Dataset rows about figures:
::::

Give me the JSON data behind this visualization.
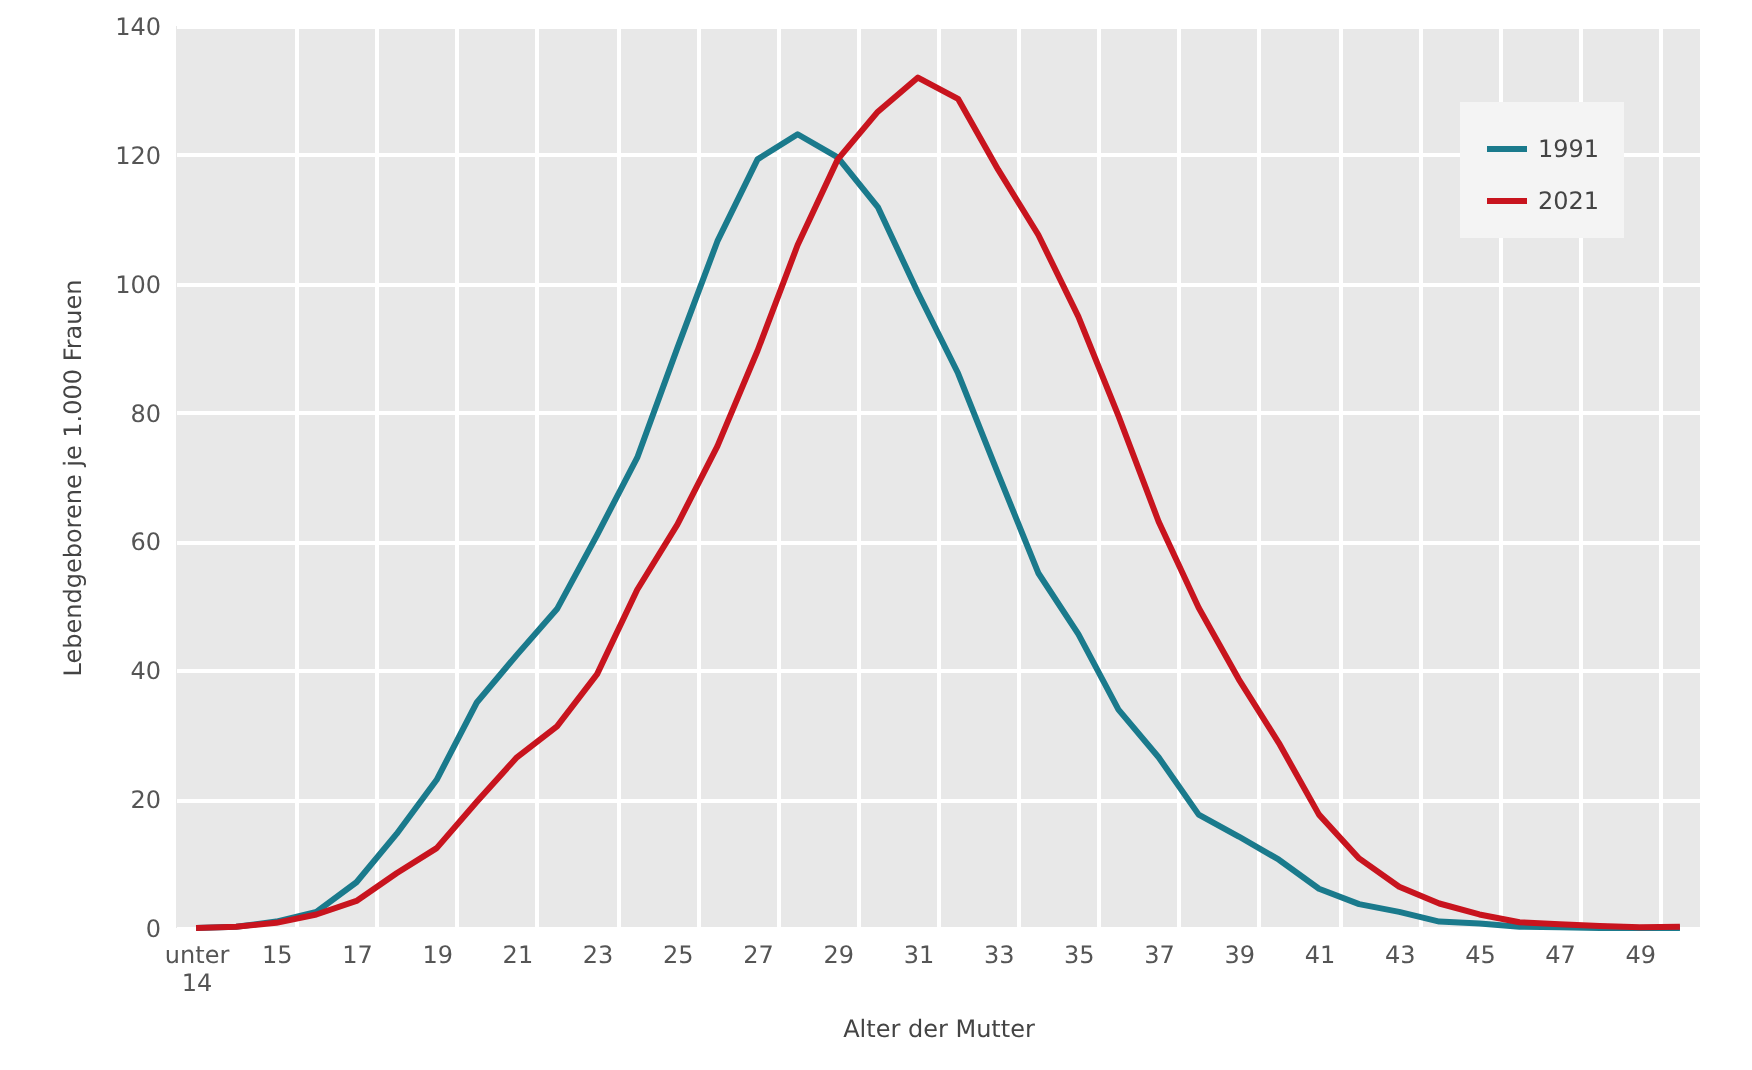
{
  "chart_data": {
    "type": "line",
    "xlabel": "Alter der Mutter",
    "ylabel": "Lebendgeborene je 1.000 Frauen",
    "categories": [
      "unter 14",
      null,
      "15",
      null,
      "17",
      null,
      "19",
      null,
      "21",
      null,
      "23",
      null,
      "25",
      null,
      "27",
      null,
      "29",
      null,
      "31",
      null,
      "33",
      null,
      "35",
      null,
      "37",
      null,
      "39",
      null,
      "41",
      null,
      "43",
      null,
      "45",
      null,
      "47",
      null,
      "49",
      null
    ],
    "series": [
      {
        "name": "1991",
        "color": "#1a7a8c",
        "values": [
          0,
          0.2,
          1,
          2.5,
          7.1,
          14.6,
          23,
          35,
          42.4,
          49.5,
          61,
          73,
          90,
          106.6,
          119.3,
          123.2,
          119.6,
          111.9,
          98.6,
          86.1,
          70.5,
          55.1,
          45.6,
          33.9,
          26.5,
          17.6,
          14.2,
          10.6,
          6.1,
          3.7,
          2.5,
          1,
          0.7,
          0.2,
          0.1,
          0,
          0,
          0
        ]
      },
      {
        "name": "2021",
        "color": "#c8141e",
        "values": [
          0,
          0.2,
          0.8,
          2.1,
          4.2,
          8.5,
          12.4,
          19.6,
          26.5,
          31.3,
          39.4,
          52.5,
          62.6,
          74.8,
          89.6,
          106,
          119.3,
          126.7,
          132,
          128.7,
          117.7,
          107.6,
          94.9,
          79.5,
          63.1,
          49.7,
          38.6,
          28.7,
          17.6,
          10.8,
          6.4,
          3.8,
          2.1,
          0.9,
          0.6,
          0.3,
          0.1,
          0.2
        ]
      }
    ],
    "ylim": [
      0,
      140
    ],
    "yticks": [
      0,
      20,
      40,
      60,
      80,
      100,
      120,
      140
    ],
    "grid": true,
    "legend": "top right",
    "line_style": "solid"
  }
}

::::

* _STATED GOAL_: Leave out the pictures and output every record above precisely as given.

* _TASK RESULT_:
Give me the JSON data behind this visualization.
{
  "chart_data": {
    "type": "line",
    "xlabel": "Alter der Mutter",
    "ylabel": "Lebendgeborene je 1.000 Frauen",
    "categories": [
      "unter 14",
      null,
      "15",
      null,
      "17",
      null,
      "19",
      null,
      "21",
      null,
      "23",
      null,
      "25",
      null,
      "27",
      null,
      "29",
      null,
      "31",
      null,
      "33",
      null,
      "35",
      null,
      "37",
      null,
      "39",
      null,
      "41",
      null,
      "43",
      null,
      "45",
      null,
      "47",
      null,
      "49",
      null
    ],
    "series": [
      {
        "name": "1991",
        "color": "#1a7a8c",
        "values": [
          0,
          0.2,
          1,
          2.5,
          7.1,
          14.6,
          23,
          35,
          42.4,
          49.5,
          61,
          73,
          90,
          106.6,
          119.3,
          123.2,
          119.6,
          111.9,
          98.6,
          86.1,
          70.5,
          55.1,
          45.6,
          33.9,
          26.5,
          17.6,
          14.2,
          10.6,
          6.1,
          3.7,
          2.5,
          1,
          0.7,
          0.2,
          0.1,
          0,
          0,
          0
        ]
      },
      {
        "name": "2021",
        "color": "#c8141e",
        "values": [
          0,
          0.2,
          0.8,
          2.1,
          4.2,
          8.5,
          12.4,
          19.6,
          26.5,
          31.3,
          39.4,
          52.5,
          62.6,
          74.8,
          89.6,
          106,
          119.3,
          126.7,
          132,
          128.7,
          117.7,
          107.6,
          94.9,
          79.5,
          63.1,
          49.7,
          38.6,
          28.7,
          17.6,
          10.8,
          6.4,
          3.8,
          2.1,
          0.9,
          0.6,
          0.3,
          0.1,
          0.2
        ]
      }
    ],
    "ylim": [
      0,
      140
    ],
    "yticks": [
      0,
      20,
      40,
      60,
      80,
      100,
      120,
      140
    ],
    "grid": true,
    "legend": "top right",
    "line_style": "solid"
  }
}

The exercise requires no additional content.